PASSAGE FOR REVIEW:

= = = = = = =

In several countries in SEA, awareness level of HTN is less than 50% but in the more affluent countries in the region, awareness ranges from 56% to 70%. Of those aware that they have hypertension, about half are on treatment, following the global rule of halves in HTN. Control rates to BP levels below 140/90[REPLACEMENT CHARACTER]mmHg remains dismally low.

HTN is also a common comorbid condition with type 2 diabetes mellitus (T2DM) in the region, with HTN coexisting in 40%-60% of individuals with T2DM, and vice-versa. These dual problem likely accounts for the increased deaths due to cardiovascular disease (CVD), which remains the leading cause of mortality.

At least seven countries in the region have standard national guidelines for the management of hypertension, with some of these countries initiating efforts at reducing salt intake at the population level. These efforts need to be scaled up and adopted by the other countries in SEA.

Considered an urgent public health problem, barriers to effective prevention and control remain a major challenge in the region. These barriers include cultural norms and practices that promote unhealthy behaviors and misconceptions about HTN, the lack of an enabling environment for healthy lifestyle practices, increased tobacco use, disparities in healthcare with inadequate access for early detection and treatment especially primary healthcare facilities, high out-of-pocket cost of treatment, and generally poor adherence to treatment.

= = = = = = =

RAW DATA:
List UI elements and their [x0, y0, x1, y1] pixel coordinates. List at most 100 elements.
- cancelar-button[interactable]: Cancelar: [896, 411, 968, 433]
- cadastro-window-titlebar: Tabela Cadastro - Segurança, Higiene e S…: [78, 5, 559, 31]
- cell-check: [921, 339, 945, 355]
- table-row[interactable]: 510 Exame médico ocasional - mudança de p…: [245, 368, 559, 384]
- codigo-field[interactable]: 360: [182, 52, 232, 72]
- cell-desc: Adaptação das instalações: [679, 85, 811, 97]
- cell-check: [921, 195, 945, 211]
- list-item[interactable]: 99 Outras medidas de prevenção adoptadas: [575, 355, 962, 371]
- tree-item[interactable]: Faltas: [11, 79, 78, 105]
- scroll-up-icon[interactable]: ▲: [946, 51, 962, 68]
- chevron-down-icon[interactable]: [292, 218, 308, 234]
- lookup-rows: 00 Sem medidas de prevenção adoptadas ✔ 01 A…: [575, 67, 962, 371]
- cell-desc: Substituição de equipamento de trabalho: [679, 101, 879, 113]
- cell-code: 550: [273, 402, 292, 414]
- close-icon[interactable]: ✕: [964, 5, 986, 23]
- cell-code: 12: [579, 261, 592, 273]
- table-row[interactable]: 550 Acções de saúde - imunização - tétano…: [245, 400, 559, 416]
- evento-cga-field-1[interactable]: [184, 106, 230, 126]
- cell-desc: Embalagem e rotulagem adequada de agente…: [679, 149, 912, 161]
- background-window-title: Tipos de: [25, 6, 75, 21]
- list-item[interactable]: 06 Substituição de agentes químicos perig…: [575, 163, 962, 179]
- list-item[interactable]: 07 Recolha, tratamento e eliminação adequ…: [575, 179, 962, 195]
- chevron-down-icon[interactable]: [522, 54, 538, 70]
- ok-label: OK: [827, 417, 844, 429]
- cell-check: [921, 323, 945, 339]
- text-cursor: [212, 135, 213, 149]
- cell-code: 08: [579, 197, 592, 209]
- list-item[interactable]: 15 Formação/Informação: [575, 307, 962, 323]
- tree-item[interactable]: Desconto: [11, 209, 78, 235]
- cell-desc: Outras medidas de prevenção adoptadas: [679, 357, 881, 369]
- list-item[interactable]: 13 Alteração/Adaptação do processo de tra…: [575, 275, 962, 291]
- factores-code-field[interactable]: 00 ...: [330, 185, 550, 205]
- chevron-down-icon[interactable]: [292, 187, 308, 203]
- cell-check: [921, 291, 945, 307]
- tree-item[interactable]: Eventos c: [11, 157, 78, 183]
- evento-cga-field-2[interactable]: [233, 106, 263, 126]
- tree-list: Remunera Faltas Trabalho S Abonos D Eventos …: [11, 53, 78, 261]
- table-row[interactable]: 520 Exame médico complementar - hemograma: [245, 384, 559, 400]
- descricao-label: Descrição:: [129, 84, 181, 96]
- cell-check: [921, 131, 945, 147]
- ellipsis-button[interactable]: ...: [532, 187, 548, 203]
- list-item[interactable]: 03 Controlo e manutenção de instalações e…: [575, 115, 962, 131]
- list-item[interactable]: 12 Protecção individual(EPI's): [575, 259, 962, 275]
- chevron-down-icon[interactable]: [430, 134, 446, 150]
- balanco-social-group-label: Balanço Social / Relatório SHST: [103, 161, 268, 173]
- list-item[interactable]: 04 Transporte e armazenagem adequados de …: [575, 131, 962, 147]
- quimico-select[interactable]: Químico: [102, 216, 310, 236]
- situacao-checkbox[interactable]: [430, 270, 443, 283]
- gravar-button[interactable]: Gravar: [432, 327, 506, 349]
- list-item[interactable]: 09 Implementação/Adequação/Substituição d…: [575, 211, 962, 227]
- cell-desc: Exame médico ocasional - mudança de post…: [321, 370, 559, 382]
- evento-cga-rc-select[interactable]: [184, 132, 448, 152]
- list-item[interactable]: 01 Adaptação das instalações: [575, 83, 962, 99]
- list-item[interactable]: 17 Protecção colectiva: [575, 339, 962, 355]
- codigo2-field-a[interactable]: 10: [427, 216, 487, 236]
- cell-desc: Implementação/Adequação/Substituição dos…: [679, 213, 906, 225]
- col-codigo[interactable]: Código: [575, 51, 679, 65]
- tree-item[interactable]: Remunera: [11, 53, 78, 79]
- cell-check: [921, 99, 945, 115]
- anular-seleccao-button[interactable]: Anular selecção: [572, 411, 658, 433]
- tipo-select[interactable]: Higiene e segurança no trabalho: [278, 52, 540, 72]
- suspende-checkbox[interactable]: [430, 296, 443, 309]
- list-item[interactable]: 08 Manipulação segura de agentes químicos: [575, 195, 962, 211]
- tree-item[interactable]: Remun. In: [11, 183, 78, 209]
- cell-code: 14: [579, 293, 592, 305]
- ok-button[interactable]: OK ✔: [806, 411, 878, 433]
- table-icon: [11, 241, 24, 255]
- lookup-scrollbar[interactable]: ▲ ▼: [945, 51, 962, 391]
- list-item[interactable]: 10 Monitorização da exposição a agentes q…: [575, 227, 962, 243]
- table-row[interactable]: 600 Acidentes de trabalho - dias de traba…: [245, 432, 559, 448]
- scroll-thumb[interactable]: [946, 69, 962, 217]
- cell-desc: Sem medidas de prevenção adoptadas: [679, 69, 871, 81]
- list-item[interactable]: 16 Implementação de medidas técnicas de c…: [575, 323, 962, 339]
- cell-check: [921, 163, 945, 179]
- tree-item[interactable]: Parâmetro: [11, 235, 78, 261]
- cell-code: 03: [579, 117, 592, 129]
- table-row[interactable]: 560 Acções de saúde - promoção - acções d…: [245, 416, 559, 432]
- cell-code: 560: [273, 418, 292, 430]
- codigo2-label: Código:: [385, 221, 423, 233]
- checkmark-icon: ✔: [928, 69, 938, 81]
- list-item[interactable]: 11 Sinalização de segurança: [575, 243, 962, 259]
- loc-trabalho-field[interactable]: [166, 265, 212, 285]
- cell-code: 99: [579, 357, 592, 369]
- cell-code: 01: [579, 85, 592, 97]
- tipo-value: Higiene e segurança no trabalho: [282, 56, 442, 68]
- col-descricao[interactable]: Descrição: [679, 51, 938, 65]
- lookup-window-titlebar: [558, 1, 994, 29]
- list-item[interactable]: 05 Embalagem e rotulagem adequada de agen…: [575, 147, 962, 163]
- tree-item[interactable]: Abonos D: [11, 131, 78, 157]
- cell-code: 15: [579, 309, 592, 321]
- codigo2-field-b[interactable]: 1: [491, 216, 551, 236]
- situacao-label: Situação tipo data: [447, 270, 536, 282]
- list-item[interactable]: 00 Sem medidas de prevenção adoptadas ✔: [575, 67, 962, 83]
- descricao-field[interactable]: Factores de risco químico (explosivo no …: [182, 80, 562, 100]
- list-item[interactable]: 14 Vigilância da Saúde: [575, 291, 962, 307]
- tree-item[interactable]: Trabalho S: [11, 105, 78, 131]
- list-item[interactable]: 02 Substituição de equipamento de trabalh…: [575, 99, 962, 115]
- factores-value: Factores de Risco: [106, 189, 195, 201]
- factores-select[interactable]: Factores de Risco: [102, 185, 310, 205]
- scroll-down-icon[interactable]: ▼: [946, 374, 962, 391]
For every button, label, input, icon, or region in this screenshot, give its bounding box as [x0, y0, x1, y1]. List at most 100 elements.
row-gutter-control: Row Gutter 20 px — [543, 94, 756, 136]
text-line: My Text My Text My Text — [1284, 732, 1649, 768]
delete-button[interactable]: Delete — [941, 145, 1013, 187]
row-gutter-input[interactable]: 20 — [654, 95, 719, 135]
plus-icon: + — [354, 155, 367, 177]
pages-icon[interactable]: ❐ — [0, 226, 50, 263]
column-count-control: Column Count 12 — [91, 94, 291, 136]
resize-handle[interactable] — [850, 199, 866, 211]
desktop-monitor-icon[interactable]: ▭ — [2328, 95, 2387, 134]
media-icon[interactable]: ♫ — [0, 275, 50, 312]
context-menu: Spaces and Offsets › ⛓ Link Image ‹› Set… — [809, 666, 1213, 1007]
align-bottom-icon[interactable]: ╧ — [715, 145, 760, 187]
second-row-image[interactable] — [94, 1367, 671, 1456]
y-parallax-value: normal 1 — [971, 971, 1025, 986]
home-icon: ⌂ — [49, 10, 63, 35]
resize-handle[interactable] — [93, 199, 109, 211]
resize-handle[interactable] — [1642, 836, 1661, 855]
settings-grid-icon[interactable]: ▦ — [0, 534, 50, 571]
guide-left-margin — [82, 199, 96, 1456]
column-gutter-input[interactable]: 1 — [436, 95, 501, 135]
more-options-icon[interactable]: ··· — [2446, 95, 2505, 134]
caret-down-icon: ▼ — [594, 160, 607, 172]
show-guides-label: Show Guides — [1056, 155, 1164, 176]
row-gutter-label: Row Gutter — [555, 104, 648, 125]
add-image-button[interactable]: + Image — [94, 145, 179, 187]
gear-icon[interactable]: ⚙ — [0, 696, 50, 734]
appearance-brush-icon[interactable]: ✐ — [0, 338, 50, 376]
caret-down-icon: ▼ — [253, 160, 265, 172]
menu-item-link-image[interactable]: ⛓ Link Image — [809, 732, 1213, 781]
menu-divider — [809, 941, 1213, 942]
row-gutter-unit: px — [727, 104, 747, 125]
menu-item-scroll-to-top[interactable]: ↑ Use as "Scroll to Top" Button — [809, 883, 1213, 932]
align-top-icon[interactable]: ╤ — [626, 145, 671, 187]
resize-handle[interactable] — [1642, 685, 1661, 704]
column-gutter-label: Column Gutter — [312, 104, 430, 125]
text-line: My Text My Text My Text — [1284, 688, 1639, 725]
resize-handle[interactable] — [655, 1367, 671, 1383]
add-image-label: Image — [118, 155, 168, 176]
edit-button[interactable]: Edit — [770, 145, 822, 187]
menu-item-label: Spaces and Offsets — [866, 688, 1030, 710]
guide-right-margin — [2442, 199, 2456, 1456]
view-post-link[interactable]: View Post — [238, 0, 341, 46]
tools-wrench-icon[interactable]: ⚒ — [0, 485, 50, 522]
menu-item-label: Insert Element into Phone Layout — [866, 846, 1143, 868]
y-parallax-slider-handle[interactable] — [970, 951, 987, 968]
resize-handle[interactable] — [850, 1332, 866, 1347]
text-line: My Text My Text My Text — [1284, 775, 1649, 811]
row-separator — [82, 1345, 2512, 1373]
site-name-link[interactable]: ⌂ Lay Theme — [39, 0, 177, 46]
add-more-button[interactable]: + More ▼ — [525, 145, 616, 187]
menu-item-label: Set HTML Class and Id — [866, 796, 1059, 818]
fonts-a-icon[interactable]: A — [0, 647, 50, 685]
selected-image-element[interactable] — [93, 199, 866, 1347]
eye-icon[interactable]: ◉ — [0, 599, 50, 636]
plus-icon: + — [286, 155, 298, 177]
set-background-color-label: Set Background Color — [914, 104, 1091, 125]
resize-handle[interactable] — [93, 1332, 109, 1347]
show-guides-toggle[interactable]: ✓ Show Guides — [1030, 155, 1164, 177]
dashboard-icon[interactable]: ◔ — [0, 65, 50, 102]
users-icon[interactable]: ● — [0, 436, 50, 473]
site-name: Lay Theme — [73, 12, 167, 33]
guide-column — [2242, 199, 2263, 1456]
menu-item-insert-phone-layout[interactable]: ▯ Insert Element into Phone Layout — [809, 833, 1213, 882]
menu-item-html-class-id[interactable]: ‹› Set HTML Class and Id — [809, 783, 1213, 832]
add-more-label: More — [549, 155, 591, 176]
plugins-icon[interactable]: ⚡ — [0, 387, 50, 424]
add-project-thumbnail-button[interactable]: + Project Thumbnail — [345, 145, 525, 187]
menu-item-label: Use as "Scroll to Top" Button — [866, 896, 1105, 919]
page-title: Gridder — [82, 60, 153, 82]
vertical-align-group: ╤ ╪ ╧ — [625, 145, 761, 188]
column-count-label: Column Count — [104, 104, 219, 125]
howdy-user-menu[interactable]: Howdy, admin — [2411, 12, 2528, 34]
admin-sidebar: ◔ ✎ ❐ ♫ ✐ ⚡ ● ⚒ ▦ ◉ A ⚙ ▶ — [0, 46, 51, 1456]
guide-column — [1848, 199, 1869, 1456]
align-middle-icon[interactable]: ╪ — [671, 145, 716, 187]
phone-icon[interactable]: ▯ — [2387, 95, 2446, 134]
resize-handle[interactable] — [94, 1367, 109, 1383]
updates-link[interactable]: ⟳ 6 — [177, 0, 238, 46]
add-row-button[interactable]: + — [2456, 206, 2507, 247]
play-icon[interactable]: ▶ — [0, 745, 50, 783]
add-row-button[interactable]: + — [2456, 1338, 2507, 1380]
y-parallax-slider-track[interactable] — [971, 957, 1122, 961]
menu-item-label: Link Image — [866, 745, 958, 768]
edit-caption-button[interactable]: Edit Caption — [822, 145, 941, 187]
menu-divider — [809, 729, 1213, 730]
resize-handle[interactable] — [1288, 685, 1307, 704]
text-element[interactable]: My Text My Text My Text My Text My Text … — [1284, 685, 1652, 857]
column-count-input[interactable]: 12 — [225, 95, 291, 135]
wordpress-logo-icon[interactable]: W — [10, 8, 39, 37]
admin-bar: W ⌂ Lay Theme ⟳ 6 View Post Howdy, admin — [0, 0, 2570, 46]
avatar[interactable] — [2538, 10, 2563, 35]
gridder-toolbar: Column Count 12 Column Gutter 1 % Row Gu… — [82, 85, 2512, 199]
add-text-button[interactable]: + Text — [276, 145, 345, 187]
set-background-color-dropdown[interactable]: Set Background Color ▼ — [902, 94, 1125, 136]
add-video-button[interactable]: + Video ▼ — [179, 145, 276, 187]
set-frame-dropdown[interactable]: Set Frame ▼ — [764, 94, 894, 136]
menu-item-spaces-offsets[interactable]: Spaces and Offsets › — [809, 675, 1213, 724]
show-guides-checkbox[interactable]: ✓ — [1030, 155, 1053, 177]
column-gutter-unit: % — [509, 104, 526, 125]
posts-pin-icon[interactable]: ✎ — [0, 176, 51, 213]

= = = = = = =

WORK ORDER A:
According to the hypertension text, what share of individuals with type 2 diabetes mellitus in the region also have hypertension?
WORK ORDER B:
Output the part of the hypertension text that opens with the words containing "At least seven" and closes with "adherence to treatment.".
WORK ORDER C:
List every barrier to effective prevention and control of hypertension in the region that the hypertension text names.

ANSWER SPACE A:
40%-60%

ANSWER SPACE B:
At least seven countries in the region have standard national guidelines for the management of hypertension, with some of these countries initiating efforts at reducing salt intake at the population level. These efforts need to be scaled up and adopted by the other countries in SEA.

Considered an urgent public health problem, barriers to effective prevention and control remain a major challenge in the region. These barriers include cultural norms and practices that promote unhealthy behaviors and misconceptions about HTN, the lack of an enabling environment for healthy lifestyle practices, increased tobacco use, disparities in healthcare with inadequate access for early detection and treatment especially primary healthcare facilities, high out-of-pocket cost of treatment, and generally poor adherence to treatment.

ANSWER SPACE C:
- Cultural norms and practices that promote unhealthy behaviors and misconceptions about HTN
- The lack of an enabling environment for healthy lifestyle practices
- Increased tobacco use
- Disparities in healthcare with inadequate access for early detection and treatment, especially primary healthcare facilities
- High out-of-pocket cost of treatment
- Generally poor adherence to treatment